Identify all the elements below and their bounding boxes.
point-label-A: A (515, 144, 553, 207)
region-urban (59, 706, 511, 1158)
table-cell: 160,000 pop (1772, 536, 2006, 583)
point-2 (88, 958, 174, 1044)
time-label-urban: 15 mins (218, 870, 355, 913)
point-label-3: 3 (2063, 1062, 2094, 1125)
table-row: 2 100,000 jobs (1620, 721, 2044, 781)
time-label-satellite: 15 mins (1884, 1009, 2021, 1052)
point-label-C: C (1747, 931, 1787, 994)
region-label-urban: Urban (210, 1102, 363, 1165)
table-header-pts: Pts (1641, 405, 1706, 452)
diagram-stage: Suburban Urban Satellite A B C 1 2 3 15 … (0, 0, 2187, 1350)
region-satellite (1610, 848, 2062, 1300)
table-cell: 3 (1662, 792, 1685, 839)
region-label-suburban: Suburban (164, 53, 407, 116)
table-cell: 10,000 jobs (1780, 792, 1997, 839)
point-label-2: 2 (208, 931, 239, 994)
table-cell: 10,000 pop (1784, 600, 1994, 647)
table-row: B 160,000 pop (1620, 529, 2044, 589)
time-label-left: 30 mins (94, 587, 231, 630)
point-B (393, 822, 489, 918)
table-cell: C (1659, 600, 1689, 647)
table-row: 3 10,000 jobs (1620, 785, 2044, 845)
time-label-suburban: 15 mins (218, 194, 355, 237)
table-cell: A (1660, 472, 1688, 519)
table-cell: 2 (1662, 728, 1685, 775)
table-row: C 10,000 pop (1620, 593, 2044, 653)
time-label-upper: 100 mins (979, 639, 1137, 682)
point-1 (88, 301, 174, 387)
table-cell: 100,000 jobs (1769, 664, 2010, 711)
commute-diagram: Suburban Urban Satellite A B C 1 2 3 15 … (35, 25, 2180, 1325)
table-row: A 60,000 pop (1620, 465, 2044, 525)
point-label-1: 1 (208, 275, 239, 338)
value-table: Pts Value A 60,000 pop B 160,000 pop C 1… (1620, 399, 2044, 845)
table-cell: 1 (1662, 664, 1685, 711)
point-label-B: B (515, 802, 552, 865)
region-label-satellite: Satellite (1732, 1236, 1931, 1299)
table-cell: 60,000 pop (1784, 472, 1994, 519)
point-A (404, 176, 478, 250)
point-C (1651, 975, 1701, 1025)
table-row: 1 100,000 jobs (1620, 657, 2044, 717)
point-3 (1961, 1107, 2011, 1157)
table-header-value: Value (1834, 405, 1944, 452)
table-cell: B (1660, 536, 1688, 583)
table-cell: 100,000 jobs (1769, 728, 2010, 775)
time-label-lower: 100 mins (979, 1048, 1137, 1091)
========
What is needed -
Copy out the rows from their very first line through the line containing "region-label-urban: Urban (210, 1102, 363, 1165)", including both of those lines and changing nothing.

Result of the exercise -
Identify all the elements below and their bounding boxes.
point-label-A: A (515, 144, 553, 207)
region-urban (59, 706, 511, 1158)
table-cell: 160,000 pop (1772, 536, 2006, 583)
point-2 (88, 958, 174, 1044)
time-label-urban: 15 mins (218, 870, 355, 913)
point-label-3: 3 (2063, 1062, 2094, 1125)
table-row: 2 100,000 jobs (1620, 721, 2044, 781)
time-label-satellite: 15 mins (1884, 1009, 2021, 1052)
point-label-C: C (1747, 931, 1787, 994)
region-label-urban: Urban (210, 1102, 363, 1165)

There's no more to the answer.